Giuseppe Leuzzi
L’autonomia differenziata
in effetti non ha a che vedere con il Sud. Quale Asl, quale Regione, avendo diecimila,
ventimila, centomila in un anno interventi chirurgici da provvedere non si
butterebbe nel business, meglio se in ospedali propri cioè, un business
eccellente, tutto in autonomia già da molti anni alle Regioni. Invece il Sud ne
fa volentieri a meno, Campania, Calabria e Sicilia soprattutto, felice di
regalare il tesoretto al Nord – il buon ospedale è da Roma in su.
Malaguti,
direttore della “Stampa”, il giornale di Torino e degli Agnelli, commenta il G
7 con: “L’euro-Meloni e l’inutile spettacolo di Borgo Egnazia”. Sarebbe stato
“inutile” lo “spettacolo” se si fosse tenuto nelle Langhe – “inutile” non può
essere un G 7, non lo è stato?
Dell’odio-di-sé – o dell’inglese
Nella
corvée quotidiana anti-Meloni, “la Repubblica” propone la lamentazione
di una lettrice che legge anche il “New York Times” e vi ha trovato la
definizione di Borgo Egnazia in Puglia, dove Meloni ha tenuto il G 7, come di
un “villaggio Potiomkin”, cioè di cartapesta. Il rubrichista Francesco Merlo,
che è di Catania, ci costruisce su l’estetica del falso, e conclude: questo
Borgo Egnazia “è l’Italia falsa di Giorgia Meloni”.
Una
teoria di cui Dagospia ha fatto un lancio a tutta pagina. Sotto vignette da
“scompisciarsi dal ridere”. E il titolo: “Il ‘New York Times' stronca Meloni per
la scelta del resort come sede del G 7”.
È curioso: se il resort è
in Toscana o in Umbria, anche nel Veneto (ce ne sono di ricchissimi, anche con
doppio campo da golf), va bene, se è in Sardegna o in Puglia è speculazione (in
Sicilia e Calabria mafia, che altro). L’odio-di-sé c’è, non l’hanno inventato
Theodor Lessing e Roger Scruton, e quello meridionale è fortissimo.
Si può capire l’anti-melonismo – è parte della politica. Ma non
bisognerebbe anche chiedersi se la lettrice non è una “provocatrice” – come si
diceva ai tempi del Partito. Cioè, riscontrare la cosa sul quotidiano newyorkese, che è pubblico,
perfino online. Che dice il contrario, di Meloni fa l’elogio: “Il primo
ministro italiano è stata uno dei pochi leader rafforzati dal voto per il
Parlamento Europeo. Questa settimana ha la possibilità di mostrare il suo peso
su un palco anche più ampio”. O il lettore non va rispettato?

---

# PARTI DELL'ESERCIZIO:
1) Elenca tutte le regioni italiane nominate nell'estratto su Borgo Egnazia.
2) Secondo l'estratto su Borgo Egnazia, di quale città è Francesco Merlo?
3) Prosegui l'estratto su Borgo Egnazia dopo la sua ultima frase.
I dati qui sotto sono materiale separato dal testo.

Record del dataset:
---

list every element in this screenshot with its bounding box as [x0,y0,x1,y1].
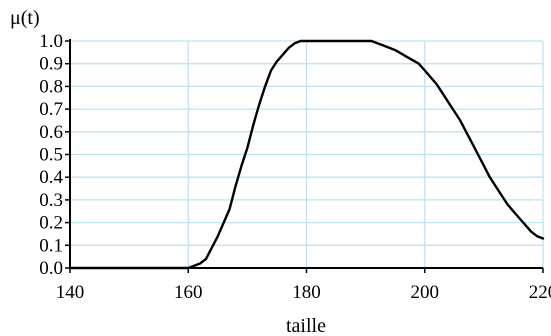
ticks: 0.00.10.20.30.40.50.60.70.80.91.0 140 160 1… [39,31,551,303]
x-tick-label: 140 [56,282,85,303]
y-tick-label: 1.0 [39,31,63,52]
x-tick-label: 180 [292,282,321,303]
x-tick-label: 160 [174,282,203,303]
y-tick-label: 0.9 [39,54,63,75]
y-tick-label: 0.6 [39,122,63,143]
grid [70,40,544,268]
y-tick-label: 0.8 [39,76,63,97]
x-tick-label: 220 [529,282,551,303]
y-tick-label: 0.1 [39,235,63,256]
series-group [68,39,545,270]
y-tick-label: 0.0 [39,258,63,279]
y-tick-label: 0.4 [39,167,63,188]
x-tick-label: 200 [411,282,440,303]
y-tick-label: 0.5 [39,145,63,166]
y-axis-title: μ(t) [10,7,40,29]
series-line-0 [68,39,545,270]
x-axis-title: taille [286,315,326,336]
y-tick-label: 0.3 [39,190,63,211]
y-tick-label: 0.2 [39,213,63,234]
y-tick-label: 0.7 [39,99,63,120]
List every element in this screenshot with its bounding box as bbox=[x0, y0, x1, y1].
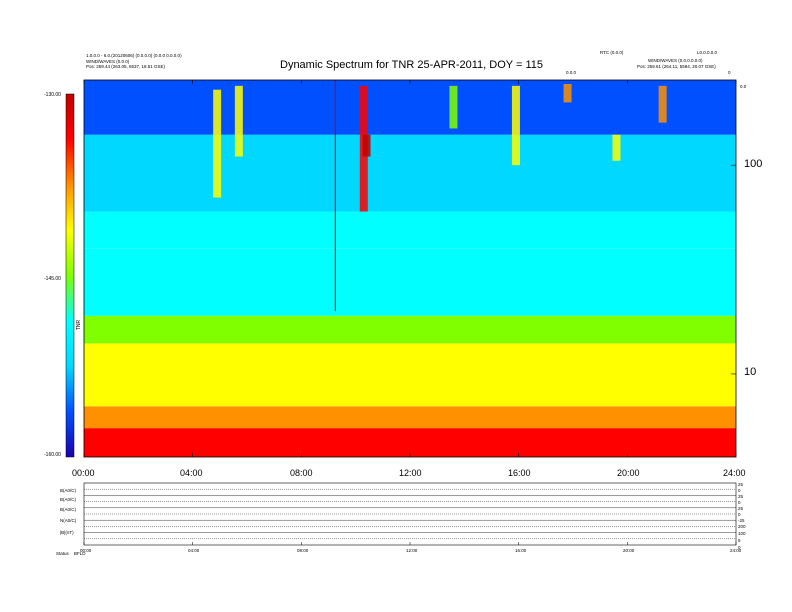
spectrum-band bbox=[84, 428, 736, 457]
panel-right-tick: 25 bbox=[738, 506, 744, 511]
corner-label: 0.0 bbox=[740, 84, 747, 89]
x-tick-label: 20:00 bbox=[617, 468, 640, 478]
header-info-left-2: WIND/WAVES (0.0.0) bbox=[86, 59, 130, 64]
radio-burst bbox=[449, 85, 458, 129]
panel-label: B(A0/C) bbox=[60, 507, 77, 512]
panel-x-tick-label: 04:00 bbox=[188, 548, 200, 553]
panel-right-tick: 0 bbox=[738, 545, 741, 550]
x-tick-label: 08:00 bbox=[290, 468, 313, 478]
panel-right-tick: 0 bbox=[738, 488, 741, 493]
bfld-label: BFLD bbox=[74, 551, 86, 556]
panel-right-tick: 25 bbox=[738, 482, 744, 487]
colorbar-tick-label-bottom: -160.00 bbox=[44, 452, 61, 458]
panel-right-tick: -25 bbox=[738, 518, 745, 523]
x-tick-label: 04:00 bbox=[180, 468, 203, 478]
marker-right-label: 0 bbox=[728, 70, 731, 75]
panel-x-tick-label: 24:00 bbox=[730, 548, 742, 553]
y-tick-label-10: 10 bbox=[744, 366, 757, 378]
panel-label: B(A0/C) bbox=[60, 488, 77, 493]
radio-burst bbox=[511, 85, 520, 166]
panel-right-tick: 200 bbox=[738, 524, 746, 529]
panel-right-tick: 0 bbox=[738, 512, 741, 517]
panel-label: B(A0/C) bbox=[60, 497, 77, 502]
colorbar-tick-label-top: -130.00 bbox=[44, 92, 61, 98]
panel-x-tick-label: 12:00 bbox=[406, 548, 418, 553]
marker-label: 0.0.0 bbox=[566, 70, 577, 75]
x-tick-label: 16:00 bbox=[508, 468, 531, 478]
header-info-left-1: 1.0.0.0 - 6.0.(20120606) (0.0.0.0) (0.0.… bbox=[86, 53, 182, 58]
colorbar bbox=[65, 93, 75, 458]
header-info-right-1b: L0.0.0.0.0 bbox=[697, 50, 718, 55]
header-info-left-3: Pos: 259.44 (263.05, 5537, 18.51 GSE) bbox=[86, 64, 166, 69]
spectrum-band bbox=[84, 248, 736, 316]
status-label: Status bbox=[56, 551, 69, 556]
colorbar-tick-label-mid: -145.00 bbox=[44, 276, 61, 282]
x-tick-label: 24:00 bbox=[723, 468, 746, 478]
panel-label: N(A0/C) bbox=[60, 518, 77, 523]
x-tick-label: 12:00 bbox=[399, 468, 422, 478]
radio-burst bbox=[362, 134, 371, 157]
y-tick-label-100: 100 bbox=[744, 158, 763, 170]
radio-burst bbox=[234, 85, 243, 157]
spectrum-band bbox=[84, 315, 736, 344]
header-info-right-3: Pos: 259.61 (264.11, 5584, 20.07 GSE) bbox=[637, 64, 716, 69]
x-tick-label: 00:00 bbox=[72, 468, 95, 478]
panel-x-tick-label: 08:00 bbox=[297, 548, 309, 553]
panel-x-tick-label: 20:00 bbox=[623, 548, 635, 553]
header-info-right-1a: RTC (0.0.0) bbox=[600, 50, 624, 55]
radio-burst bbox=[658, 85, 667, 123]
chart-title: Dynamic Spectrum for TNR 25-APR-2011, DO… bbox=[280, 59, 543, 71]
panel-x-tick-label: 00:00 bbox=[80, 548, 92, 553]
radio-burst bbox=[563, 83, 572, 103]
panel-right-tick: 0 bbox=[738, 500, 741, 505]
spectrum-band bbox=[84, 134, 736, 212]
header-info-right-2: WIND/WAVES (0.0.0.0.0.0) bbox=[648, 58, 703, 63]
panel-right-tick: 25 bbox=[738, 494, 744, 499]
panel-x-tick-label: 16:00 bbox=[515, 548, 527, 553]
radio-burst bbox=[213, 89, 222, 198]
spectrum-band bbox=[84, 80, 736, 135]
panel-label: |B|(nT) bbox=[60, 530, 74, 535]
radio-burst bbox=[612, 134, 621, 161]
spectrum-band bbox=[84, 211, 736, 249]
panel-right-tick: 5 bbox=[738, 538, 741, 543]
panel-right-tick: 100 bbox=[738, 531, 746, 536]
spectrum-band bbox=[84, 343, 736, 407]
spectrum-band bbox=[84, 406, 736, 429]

---

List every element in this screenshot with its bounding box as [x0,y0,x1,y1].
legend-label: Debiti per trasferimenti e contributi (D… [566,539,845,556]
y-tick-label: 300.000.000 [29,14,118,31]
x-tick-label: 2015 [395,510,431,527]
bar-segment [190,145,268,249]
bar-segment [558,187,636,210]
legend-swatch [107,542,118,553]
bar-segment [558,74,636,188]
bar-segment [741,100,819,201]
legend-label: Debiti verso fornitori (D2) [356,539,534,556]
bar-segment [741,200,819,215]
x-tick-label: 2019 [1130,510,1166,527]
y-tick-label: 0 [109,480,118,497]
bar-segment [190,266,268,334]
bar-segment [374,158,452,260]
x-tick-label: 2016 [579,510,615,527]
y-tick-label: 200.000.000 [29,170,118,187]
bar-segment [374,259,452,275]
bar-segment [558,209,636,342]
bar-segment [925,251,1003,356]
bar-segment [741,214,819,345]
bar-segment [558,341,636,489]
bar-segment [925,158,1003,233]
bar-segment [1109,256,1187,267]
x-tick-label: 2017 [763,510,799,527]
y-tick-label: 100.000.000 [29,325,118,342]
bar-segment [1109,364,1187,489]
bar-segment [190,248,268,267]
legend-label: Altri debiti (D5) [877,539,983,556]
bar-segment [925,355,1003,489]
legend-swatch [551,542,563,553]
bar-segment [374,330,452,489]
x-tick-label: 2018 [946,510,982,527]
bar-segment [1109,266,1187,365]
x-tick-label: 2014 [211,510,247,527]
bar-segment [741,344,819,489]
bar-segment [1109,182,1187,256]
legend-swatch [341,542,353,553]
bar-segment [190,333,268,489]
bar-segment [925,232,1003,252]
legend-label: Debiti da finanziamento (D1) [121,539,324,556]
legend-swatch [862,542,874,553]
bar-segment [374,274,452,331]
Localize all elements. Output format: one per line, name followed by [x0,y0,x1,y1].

---

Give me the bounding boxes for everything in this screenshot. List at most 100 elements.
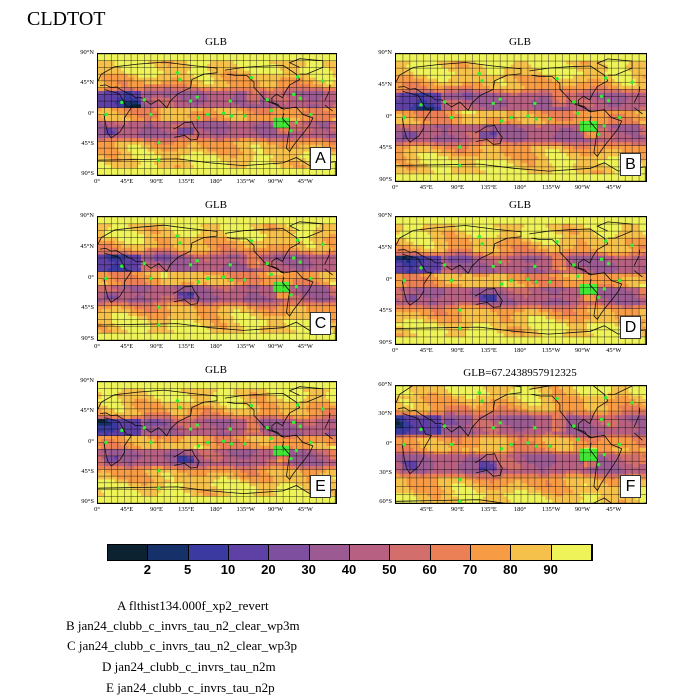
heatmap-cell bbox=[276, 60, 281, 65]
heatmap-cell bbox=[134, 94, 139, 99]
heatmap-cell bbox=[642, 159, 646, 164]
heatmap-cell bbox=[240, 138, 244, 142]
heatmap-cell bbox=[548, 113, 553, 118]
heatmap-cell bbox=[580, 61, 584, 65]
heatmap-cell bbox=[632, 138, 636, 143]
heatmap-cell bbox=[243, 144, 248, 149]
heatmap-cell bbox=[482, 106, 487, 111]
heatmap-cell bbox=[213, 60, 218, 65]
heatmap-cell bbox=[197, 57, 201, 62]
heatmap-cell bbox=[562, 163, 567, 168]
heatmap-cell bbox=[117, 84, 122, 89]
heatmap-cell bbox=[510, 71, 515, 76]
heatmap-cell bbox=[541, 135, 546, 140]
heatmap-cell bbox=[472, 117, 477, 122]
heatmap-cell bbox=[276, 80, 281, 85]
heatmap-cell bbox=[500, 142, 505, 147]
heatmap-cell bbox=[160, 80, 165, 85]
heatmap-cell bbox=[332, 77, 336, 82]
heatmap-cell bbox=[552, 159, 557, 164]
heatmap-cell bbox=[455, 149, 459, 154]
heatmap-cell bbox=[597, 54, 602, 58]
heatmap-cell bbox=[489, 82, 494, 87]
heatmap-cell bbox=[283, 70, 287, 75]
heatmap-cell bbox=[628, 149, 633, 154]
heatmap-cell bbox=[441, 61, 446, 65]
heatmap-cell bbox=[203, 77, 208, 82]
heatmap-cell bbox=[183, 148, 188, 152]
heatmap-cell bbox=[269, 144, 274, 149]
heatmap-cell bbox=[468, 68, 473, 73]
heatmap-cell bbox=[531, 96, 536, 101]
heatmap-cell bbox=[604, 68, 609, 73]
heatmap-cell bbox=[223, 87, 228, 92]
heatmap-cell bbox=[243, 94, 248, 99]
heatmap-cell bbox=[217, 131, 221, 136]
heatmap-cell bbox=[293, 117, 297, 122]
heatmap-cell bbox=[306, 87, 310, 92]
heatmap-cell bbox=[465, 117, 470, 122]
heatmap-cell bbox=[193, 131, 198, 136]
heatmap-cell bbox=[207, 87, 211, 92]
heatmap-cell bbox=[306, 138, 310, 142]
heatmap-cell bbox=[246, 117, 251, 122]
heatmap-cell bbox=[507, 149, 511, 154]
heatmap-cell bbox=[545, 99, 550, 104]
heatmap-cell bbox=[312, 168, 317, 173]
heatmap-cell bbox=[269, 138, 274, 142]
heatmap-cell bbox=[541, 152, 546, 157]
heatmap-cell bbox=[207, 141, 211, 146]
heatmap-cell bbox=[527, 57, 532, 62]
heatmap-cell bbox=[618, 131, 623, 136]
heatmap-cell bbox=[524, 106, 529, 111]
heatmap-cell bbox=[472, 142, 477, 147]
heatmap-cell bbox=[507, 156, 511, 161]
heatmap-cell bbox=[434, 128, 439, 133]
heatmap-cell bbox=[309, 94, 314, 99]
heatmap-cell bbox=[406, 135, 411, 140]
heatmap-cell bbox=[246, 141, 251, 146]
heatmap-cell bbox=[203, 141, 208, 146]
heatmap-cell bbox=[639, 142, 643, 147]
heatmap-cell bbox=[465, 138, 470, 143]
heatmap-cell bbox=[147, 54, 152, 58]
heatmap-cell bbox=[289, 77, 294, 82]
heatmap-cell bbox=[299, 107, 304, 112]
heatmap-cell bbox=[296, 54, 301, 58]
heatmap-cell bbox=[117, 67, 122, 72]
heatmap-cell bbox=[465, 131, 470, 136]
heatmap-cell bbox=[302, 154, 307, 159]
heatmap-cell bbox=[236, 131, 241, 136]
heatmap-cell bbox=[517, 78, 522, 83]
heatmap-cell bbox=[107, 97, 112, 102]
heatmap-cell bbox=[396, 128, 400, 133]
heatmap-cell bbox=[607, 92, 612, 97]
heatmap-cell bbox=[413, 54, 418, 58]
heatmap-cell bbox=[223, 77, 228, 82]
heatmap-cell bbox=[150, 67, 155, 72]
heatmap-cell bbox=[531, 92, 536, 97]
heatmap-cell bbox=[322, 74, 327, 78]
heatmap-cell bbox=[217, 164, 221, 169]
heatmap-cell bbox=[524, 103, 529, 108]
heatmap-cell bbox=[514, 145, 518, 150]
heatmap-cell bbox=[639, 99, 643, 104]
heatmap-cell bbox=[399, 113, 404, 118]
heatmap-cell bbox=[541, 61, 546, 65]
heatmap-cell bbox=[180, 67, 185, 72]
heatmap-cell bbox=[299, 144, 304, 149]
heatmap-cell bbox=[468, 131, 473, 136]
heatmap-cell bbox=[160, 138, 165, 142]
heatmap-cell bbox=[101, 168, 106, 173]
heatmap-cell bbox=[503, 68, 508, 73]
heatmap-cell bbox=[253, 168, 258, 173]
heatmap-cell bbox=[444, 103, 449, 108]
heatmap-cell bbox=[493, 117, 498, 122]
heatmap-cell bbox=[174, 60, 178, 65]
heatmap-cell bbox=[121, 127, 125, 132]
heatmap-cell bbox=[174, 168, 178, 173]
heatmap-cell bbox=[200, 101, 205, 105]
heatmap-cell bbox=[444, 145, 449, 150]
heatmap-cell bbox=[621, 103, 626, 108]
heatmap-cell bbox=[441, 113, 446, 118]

---

# RISULTATI DELLE CONSEGNE:
1) Campania, Calabria, Sicilia, Toscana, Umbria, Veneto, Sardegna, Puglia

2) Di Catania.

3)
Certo, bisogna sapere l’inglese. Si può capire
Dagospia, D’Agostino non sa l’inglese, ma al giornale ex di Scalfari – lui non
lo sapeva, ma i successori?
La koinèe mediterranea
di Calvino
“Molta gente ha la
stessa faccia, non dico degli italiani meridionali, ma dei liguri: la koiné
mediterranea è un po’ tutta lo stesso minestrone”, Calvino a Tripoli, ottobre
del 1963, annota girando per il suk. Era arrivato preoccupato: “Cara Chichita”,
scriveva alla fidanzata a Parigi subito dopo lo sbarco, “un paese in cui non si
vedono donne prende subito un’aria sinistra”.
Invitato dall’Istituto
Italiano per tenere delle conferenze, Calvino resta spaesato per qualche
giorno. Preda, scrive alla fidanzata, dell’ambasciatore per i pasti, che essendo
solo, e uno del vecchio genere diplomatico, della conversazione vacua, se lo
tiene stretto e lo deprime. Poi va a Sabratha, vede Leptis Magna, un po’ si
riconcilia con la città. E ne scopre perfino la storia – di cui fa alla
fidazata una sintesi ancora utile.
Al mercato,
scrive, “ho cominciato a capire un po’ questo mondo, a entrarci, a non sentirlo più tanto estraneo”. Per le facce. E anche
per la storia: “Tripoli per molti secoli è stato il porto dei pirati che venivano
a saccheggiare le nostre coste; la popolazione è mescolata, per via degli
schiavi (di cui Tripoli era un grande mercato)” – allora come oggi, si direbbe –
“e vanno dai negri dell’Africa nera ai veneziani e ai genovesi, di cui sopravvivono
i nomi e la tradizione in famiglie arabe originariamente di schiavi portati
qui. Nella vecchia Tripoli (che doveva essere molto bella quando era una
mescolanza di popoli e l’Italia fascista la teneva come una colonia di lusso
puramente rappresentativa spendendoci miliardi) sono scomparsi il quartiere dei
marinai (greci, maltesi, ciprioti etc.) e il vicino quartiere ebreo, perché
tutti se ne sono andati, e gli arabi si sono stabiliti informemente
dappertutto. Ma questa rivincita araba è anche la loro decadenza (nonostante
che ora abbiano il petrolio e pure che ci sia meno miseria) perché si chiudono sempre
di più in se stessi”.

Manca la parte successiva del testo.